=== 任务说明 ===
请将下面关于流式响应的文本从头到尾完整复制一遍，不做任何改动。

=== 所给文本 ===
::::

流式响应

什么是流式响应

流式响应（Streaming）允许 AI 在生成内容时逐步返回结果，而不是等待全部生成完成后一次性返回。这可以：

提供更好的用户体验（实时看到输出）
减少首次响应时间
适合长文本生成场景

启用流式响应

在请求中设置 stream: true：

{
  "model": "gpt-4.1",
  "messages": [{ "role": "user", "content": "写一篇文章" }],
  "stream": true
}

代码示例

Python

from openai import OpenAI

client = OpenAI(
    api_key="sk-your-api-key",
    base_url="https://api.smai.ai/v1"
)

stream = client.chat.completions.create(
    model="gpt-4.1",
    messages=[{"role": "user", "content": "写一首诗"}],
    stream=True
)

for chunk in stream:
    content = chunk.choices[0].delta.content
    if content:
        print(content, end="", flush=True)

::::

=== 输入数据 ===
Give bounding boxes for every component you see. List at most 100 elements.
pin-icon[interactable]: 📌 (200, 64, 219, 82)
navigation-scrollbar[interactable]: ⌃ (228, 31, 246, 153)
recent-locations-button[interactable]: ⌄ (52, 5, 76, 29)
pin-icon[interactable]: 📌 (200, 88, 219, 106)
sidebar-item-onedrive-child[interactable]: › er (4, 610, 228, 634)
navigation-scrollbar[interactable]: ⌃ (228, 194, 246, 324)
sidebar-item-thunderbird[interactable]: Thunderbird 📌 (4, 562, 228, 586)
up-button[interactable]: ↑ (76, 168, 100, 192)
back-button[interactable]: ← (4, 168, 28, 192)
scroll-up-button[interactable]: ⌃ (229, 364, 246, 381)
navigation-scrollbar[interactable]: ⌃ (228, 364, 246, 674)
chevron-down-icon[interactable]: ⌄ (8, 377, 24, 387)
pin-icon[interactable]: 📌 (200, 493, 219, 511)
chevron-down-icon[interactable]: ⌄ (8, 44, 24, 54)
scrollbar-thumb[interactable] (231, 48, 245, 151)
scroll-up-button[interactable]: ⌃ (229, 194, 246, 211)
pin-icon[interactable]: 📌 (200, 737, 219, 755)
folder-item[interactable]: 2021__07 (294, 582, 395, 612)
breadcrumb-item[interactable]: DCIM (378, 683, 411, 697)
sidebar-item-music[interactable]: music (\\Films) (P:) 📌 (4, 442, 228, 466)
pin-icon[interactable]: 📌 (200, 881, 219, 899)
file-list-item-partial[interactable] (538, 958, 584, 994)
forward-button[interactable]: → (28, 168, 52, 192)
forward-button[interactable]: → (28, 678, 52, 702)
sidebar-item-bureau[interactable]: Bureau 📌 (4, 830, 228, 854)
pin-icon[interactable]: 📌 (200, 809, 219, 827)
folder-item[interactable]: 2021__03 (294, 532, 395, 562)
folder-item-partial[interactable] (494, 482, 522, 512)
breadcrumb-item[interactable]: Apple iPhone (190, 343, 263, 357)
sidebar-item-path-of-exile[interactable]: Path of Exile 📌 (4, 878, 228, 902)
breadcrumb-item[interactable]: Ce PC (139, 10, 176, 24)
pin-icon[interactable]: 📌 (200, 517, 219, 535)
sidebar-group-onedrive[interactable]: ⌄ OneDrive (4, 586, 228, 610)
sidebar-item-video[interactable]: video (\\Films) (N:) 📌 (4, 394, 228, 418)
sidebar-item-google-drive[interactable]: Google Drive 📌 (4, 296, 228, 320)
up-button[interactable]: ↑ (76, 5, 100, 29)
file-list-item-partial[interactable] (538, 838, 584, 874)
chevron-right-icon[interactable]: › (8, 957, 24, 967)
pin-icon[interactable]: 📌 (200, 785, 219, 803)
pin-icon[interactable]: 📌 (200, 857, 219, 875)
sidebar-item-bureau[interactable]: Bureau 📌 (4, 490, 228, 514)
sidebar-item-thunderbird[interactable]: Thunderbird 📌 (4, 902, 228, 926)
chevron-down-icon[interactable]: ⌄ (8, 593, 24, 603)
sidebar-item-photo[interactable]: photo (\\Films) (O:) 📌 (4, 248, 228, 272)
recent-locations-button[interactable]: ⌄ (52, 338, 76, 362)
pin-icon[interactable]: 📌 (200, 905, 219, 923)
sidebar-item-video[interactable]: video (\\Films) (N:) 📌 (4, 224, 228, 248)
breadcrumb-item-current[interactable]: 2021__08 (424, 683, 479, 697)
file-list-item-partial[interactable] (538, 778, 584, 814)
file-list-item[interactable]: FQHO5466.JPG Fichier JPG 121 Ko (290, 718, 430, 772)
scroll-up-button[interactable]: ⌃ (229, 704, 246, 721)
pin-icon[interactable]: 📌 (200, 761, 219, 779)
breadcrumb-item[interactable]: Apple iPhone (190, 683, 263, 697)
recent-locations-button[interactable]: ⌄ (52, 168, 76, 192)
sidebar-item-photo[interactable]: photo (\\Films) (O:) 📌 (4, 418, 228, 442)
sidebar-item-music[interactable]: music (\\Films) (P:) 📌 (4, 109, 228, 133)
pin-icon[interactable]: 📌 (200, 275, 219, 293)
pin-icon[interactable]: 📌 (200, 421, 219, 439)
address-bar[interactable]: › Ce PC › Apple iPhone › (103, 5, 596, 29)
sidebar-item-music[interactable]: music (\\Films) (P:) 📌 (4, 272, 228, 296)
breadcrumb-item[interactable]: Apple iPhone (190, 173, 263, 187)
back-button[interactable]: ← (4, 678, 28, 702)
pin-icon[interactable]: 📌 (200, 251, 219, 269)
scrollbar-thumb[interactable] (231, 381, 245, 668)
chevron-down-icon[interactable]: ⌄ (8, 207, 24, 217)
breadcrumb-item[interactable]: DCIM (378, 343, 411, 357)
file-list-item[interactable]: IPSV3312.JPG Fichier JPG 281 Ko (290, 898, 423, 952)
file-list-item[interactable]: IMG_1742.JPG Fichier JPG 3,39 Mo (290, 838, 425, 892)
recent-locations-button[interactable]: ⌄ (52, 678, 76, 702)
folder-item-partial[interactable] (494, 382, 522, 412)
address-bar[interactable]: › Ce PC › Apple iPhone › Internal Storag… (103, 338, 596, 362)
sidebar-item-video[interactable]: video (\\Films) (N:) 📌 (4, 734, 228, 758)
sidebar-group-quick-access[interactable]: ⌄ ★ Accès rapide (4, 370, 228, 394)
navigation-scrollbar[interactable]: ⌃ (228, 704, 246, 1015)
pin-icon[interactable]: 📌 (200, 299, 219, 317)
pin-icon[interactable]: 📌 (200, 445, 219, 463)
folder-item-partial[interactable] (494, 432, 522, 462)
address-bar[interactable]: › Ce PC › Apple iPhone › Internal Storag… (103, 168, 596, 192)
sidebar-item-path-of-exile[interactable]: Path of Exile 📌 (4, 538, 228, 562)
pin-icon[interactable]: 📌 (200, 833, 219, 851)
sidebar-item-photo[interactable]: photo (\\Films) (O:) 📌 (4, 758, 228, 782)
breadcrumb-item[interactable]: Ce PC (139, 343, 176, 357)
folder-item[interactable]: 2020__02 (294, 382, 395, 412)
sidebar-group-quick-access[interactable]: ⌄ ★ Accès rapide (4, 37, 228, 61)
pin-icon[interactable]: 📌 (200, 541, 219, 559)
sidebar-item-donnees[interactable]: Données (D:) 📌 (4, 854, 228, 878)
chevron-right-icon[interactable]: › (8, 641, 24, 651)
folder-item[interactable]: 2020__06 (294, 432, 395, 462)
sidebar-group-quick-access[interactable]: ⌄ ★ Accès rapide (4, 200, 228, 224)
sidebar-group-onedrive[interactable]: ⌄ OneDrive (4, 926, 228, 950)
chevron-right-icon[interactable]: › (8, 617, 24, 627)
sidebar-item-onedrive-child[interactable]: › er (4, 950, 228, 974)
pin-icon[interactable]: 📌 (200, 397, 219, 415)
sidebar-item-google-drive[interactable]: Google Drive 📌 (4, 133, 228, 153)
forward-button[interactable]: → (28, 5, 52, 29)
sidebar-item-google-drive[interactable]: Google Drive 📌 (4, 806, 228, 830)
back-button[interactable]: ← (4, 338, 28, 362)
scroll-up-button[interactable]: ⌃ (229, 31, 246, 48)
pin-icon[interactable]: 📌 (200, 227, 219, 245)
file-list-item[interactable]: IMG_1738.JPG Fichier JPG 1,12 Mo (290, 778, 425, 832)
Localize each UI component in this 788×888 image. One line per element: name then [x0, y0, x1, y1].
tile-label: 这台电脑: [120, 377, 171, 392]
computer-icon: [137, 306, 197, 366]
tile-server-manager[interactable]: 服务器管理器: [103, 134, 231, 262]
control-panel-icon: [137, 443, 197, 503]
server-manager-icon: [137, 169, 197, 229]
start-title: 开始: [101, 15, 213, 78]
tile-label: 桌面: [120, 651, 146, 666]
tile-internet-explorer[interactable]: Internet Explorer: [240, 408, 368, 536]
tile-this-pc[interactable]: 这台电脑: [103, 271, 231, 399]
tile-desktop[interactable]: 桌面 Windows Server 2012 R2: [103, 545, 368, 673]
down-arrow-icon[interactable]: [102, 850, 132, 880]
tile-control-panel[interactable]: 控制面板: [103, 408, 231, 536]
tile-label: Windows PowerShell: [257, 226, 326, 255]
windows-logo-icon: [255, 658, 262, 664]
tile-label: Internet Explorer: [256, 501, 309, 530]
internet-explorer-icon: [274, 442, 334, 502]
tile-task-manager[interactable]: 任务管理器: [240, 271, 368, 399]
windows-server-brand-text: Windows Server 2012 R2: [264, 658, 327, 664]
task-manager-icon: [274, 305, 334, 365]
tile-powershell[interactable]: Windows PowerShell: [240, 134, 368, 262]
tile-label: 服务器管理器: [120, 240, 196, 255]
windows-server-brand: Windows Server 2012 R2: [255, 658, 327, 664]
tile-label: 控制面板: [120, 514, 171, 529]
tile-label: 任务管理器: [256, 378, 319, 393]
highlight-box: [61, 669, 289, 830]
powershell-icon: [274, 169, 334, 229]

::::

=== 练习结果 ===
流式响应

什么是流式响应

流式响应（Streaming）允许 AI 在生成内容时逐步返回结果，而不是等待全部生成完成后一次性返回。这可以：

提供更好的用户体验（实时看到输出）
减少首次响应时间
适合长文本生成场景

启用流式响应

在请求中设置 stream: true：

{
  "model": "gpt-4.1",
  "messages": [{ "role": "user", "content": "写一篇文章" }],
  "stream": true
}

代码示例

Python

from openai import OpenAI

client = OpenAI(
    api_key="sk-your-api-key",
    base_url="https://api.smai.ai/v1"
)

stream = client.chat.completions.create(
    model="gpt-4.1",
    messages=[{"role": "user", "content": "写一首诗"}],
    stream=True
)

for chunk in stream:
    content = chunk.choices[0].delta.content
    if content:
        print(content, end="", flush=True)